— Start MATERIALS PROVIDED —

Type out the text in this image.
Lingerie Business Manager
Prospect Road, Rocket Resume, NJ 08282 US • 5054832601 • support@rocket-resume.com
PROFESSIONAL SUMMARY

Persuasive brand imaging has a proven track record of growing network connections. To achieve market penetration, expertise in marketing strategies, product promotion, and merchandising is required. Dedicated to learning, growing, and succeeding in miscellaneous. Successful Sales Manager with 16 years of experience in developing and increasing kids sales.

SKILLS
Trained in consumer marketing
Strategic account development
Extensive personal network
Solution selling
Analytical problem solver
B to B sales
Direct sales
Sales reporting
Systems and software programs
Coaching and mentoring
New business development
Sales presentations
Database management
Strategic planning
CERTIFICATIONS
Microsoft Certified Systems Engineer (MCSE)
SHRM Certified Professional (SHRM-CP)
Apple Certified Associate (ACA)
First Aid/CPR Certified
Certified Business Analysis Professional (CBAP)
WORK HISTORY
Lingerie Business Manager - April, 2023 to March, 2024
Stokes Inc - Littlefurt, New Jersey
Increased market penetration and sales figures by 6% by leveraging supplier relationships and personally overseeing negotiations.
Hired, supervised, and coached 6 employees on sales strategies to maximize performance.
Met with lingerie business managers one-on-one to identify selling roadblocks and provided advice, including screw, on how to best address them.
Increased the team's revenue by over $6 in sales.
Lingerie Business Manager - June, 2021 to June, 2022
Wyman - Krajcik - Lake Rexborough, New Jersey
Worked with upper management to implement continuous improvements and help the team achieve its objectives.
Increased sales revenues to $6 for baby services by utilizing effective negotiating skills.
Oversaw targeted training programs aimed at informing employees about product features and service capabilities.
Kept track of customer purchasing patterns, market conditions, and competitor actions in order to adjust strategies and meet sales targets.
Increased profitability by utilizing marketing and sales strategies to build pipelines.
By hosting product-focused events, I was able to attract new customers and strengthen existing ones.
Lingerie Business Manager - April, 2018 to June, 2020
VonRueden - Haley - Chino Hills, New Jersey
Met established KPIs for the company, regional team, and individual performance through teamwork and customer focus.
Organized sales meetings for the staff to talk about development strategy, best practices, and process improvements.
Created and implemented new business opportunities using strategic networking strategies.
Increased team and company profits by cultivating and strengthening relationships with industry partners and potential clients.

— End MATERIALS PROVIDED —

__DESCRIPTION OF THE TASK__. Write out every line exactly as it stands.

__WRITTEN SOLUTION__.
Type out the text in this image.
Lingerie Business Manager
Prospect Road, Rocket Resume, NJ 08282 US • 5054832601 • support@rocket-resume.com
PROFESSIONAL SUMMARY

Persuasive brand imaging has a proven track record of growing network connections. To achieve market penetration, expertise in marketing strategies, product promotion, and merchandising is required. Dedicated to learning, growing, and succeeding in miscellaneous. Successful Sales Manager with 16 years of experience in developing and increasing kids sales.

SKILLS
Trained in consumer marketing
Strategic account development
Extensive personal network
Solution selling
Analytical problem solver
B to B sales
Direct sales
Sales reporting
Systems and software programs
Coaching and mentoring
New business development
Sales presentations
Database management
Strategic planning
CERTIFICATIONS
Microsoft Certified Systems Engineer (MCSE)
SHRM Certified Professional (SHRM-CP)
Apple Certified Associate (ACA)
First Aid/CPR Certified
Certified Business Analysis Professional (CBAP)
WORK HISTORY
Lingerie Business Manager - April, 2023 to March, 2024
Stokes Inc - Littlefurt, New Jersey
Increased market penetration and sales figures by 6% by leveraging supplier relationships and personally overseeing negotiations.
Hired, supervised, and coached 6 employees on sales strategies to maximize performance.
Met with lingerie business managers one-on-one to identify selling roadblocks and provided advice, including screw, on how to best address them.
Increased the team's revenue by over $6 in sales.
Lingerie Business Manager - June, 2021 to June, 2022
Wyman - Krajcik - Lake Rexborough, New Jersey
Worked with upper management to implement continuous improvements and help the team achieve its objectives.
Increased sales revenues to $6 for baby services by utilizing effective negotiating skills.
Oversaw targeted training programs aimed at informing employees about product features and service capabilities.
Kept track of customer purchasing patterns, market conditions, and competitor actions in order to adjust strategies and meet sales targets.
Increased profitability by utilizing marketing and sales strategies to build pipelines.
By hosting product-focused events, I was able to attract new customers and strengthen existing ones.
Lingerie Business Manager - April, 2018 to June, 2020
VonRueden - Haley - Chino Hills, New Jersey
Met established KPIs for the company, regional team, and individual performance through teamwork and customer focus.
Organized sales meetings for the staff to talk about development strategy, best practices, and process improvements.
Created and implemented new business opportunities using strategic networking strategies.
Increased team and company profits by cultivating and strengthening relationships with industry partners and potential clients.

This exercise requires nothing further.